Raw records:
"""

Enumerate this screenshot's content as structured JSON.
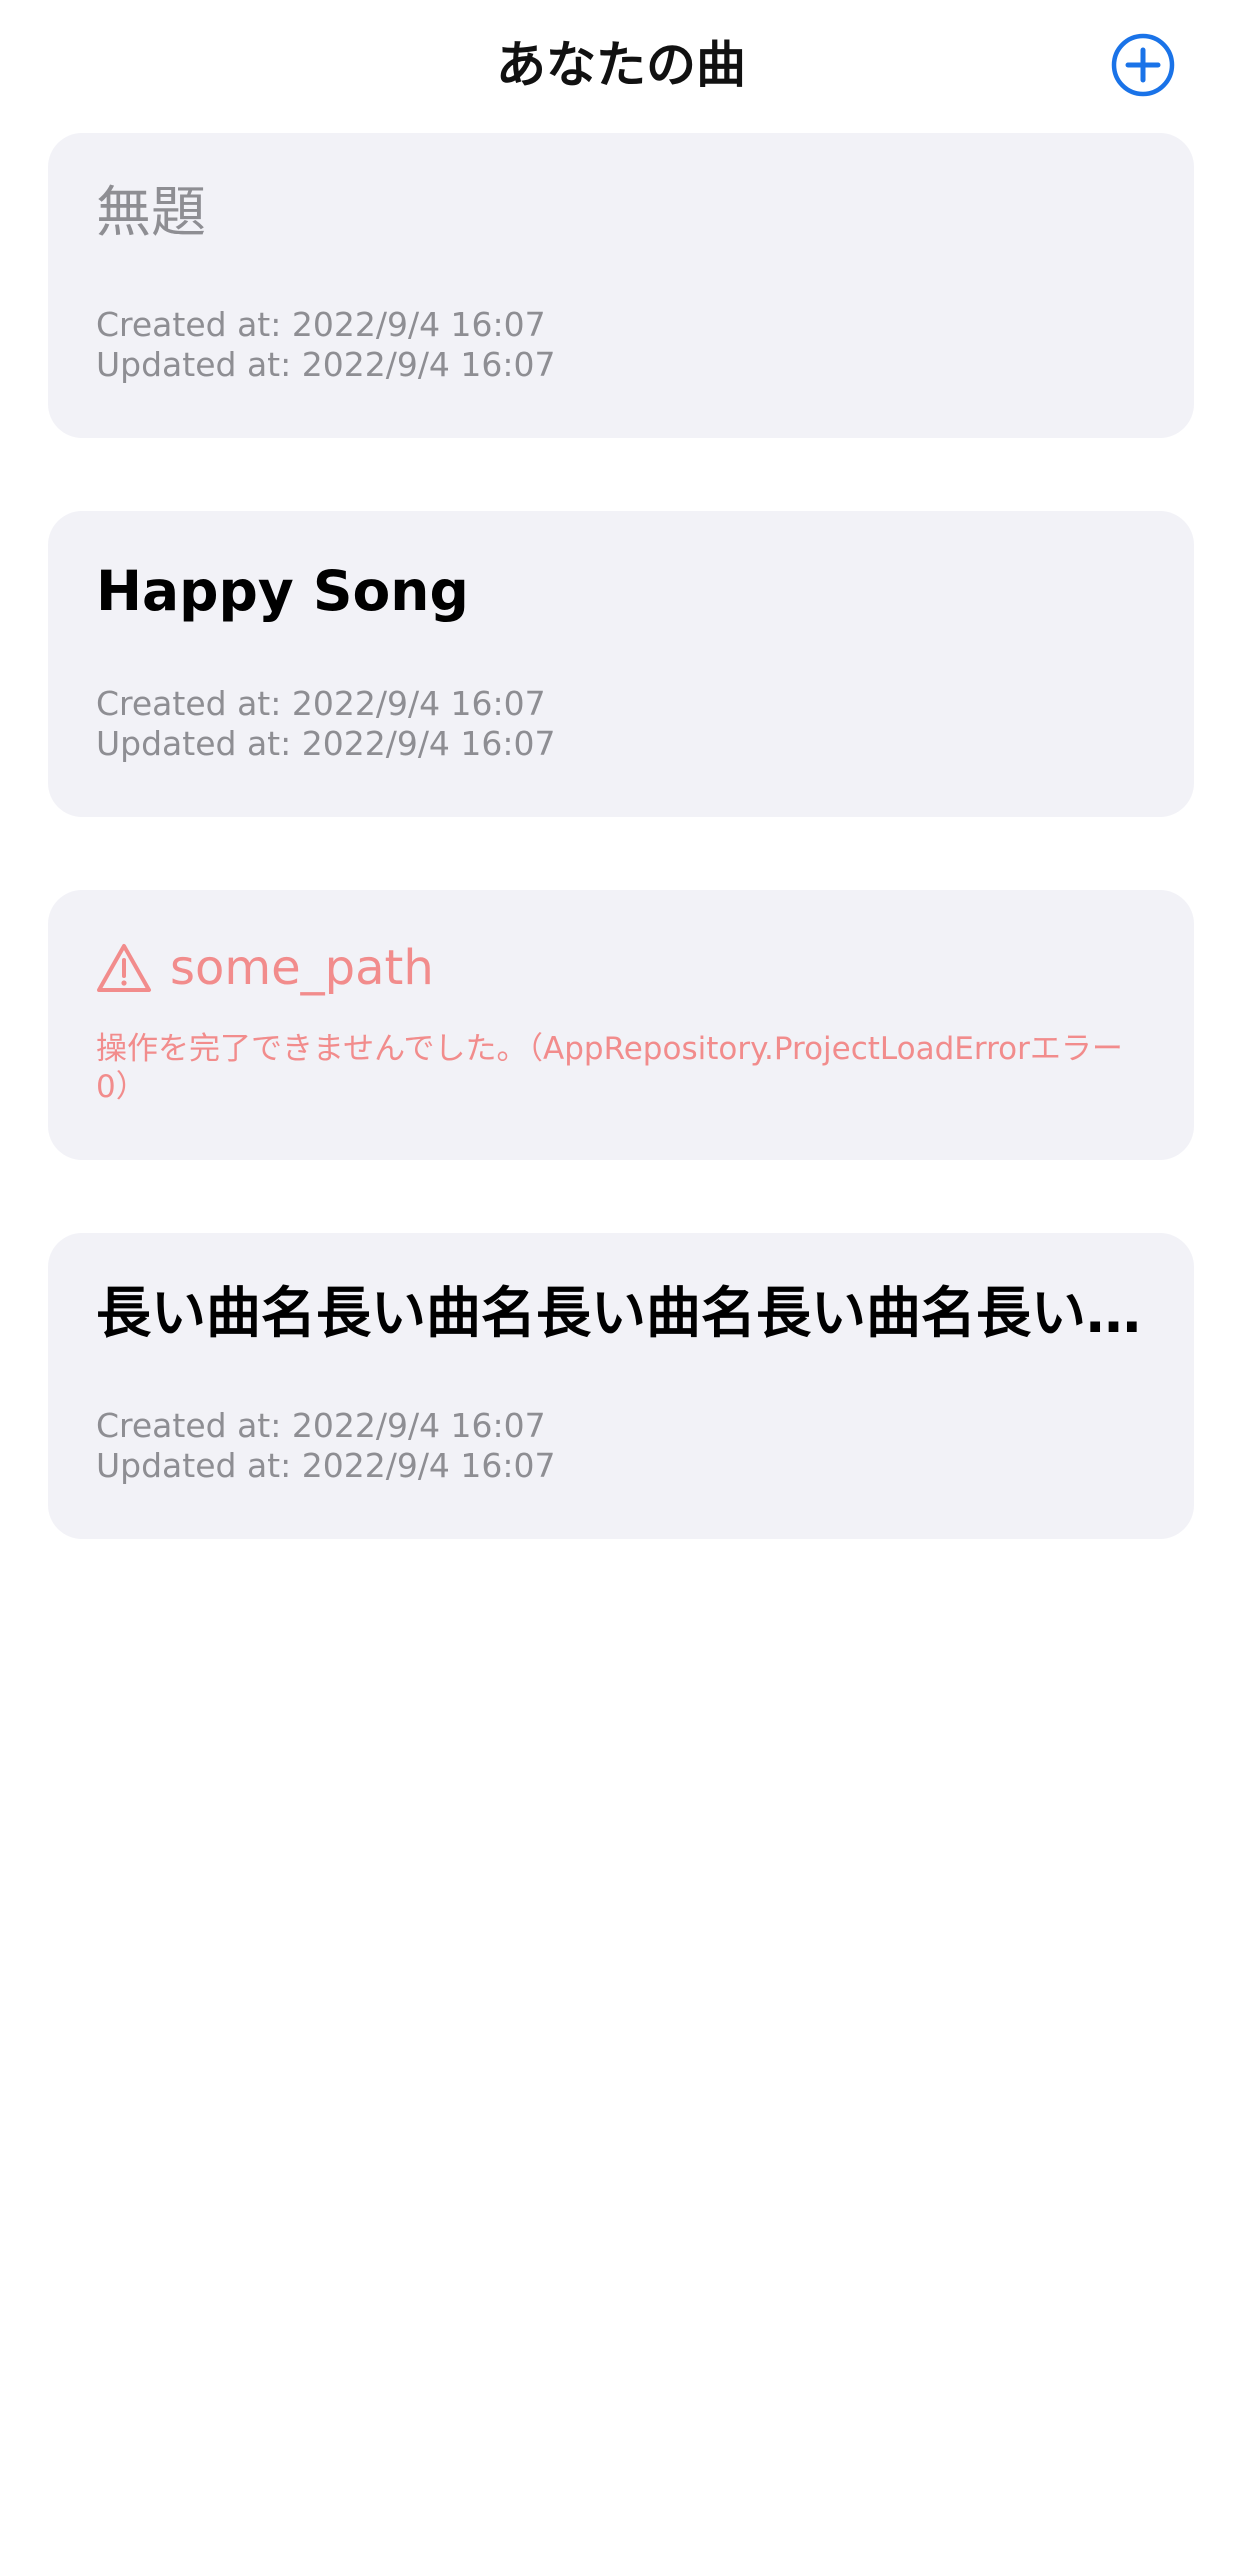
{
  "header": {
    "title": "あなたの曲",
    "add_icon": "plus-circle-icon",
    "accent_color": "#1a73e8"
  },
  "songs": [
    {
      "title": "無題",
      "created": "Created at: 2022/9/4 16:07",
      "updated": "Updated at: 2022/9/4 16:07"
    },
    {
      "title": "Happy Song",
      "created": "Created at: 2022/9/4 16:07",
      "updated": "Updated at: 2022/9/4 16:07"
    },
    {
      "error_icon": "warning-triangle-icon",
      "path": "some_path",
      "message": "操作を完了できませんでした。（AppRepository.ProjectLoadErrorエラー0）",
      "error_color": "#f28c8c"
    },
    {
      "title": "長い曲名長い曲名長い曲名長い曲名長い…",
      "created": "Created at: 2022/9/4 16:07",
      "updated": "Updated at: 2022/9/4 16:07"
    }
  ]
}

"""
"""

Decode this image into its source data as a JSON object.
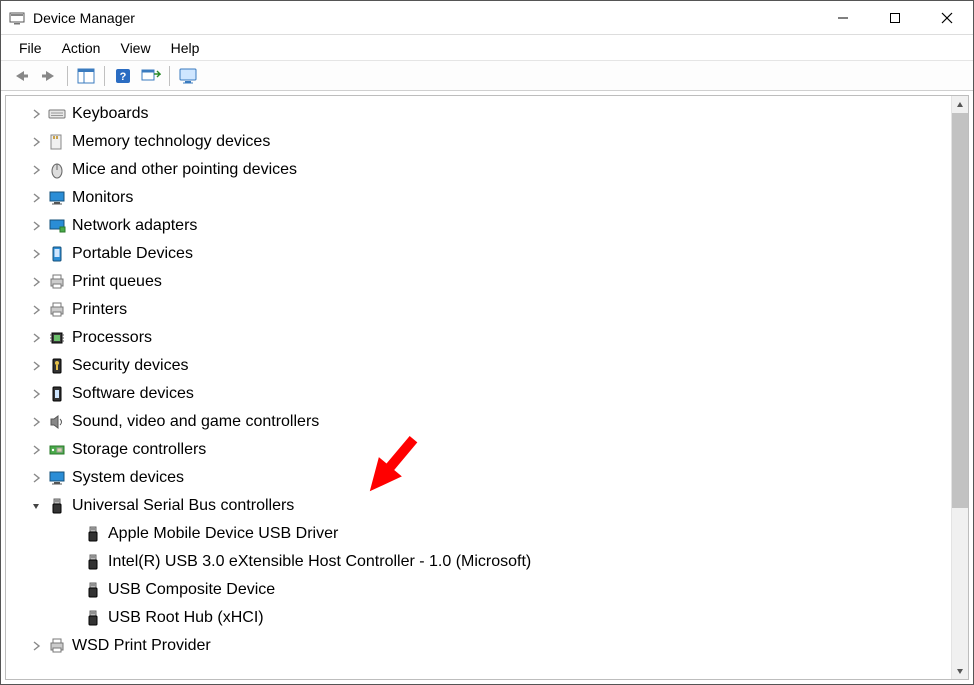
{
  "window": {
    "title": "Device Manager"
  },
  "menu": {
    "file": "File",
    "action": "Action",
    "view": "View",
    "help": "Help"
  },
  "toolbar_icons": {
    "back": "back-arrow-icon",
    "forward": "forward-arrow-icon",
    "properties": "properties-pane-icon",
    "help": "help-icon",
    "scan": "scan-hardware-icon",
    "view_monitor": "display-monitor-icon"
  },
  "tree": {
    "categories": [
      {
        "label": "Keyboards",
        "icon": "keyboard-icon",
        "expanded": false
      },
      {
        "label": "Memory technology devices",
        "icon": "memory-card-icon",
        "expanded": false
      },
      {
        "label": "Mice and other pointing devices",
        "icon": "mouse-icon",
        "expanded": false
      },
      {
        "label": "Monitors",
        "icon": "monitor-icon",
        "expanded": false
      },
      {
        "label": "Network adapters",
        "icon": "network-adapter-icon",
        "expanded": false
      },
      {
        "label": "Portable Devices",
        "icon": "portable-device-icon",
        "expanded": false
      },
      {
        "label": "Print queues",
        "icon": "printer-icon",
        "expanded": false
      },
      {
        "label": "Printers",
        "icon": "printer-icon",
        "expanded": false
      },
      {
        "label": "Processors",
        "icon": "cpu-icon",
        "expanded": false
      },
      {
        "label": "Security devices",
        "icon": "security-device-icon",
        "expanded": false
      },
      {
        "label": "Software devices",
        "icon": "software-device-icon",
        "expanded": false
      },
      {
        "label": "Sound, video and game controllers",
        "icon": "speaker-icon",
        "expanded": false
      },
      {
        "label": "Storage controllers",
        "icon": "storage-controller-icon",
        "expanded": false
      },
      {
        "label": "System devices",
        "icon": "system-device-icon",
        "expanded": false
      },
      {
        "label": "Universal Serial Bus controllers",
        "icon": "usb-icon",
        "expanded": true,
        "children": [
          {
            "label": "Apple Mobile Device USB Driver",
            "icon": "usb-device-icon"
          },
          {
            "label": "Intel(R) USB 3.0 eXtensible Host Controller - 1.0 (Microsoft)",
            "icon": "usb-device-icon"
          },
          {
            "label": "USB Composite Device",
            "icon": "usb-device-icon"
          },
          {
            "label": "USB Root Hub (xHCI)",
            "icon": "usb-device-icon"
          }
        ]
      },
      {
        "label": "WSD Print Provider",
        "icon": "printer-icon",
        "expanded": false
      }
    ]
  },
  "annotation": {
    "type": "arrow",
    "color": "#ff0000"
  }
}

"""

◆ **Work to do**
Gather from the entries above all lines that include the string "this".

◆ **Reply**
Enumerate this screenshot's content as structured JSON.
Decode this image into its source data as a JSON object.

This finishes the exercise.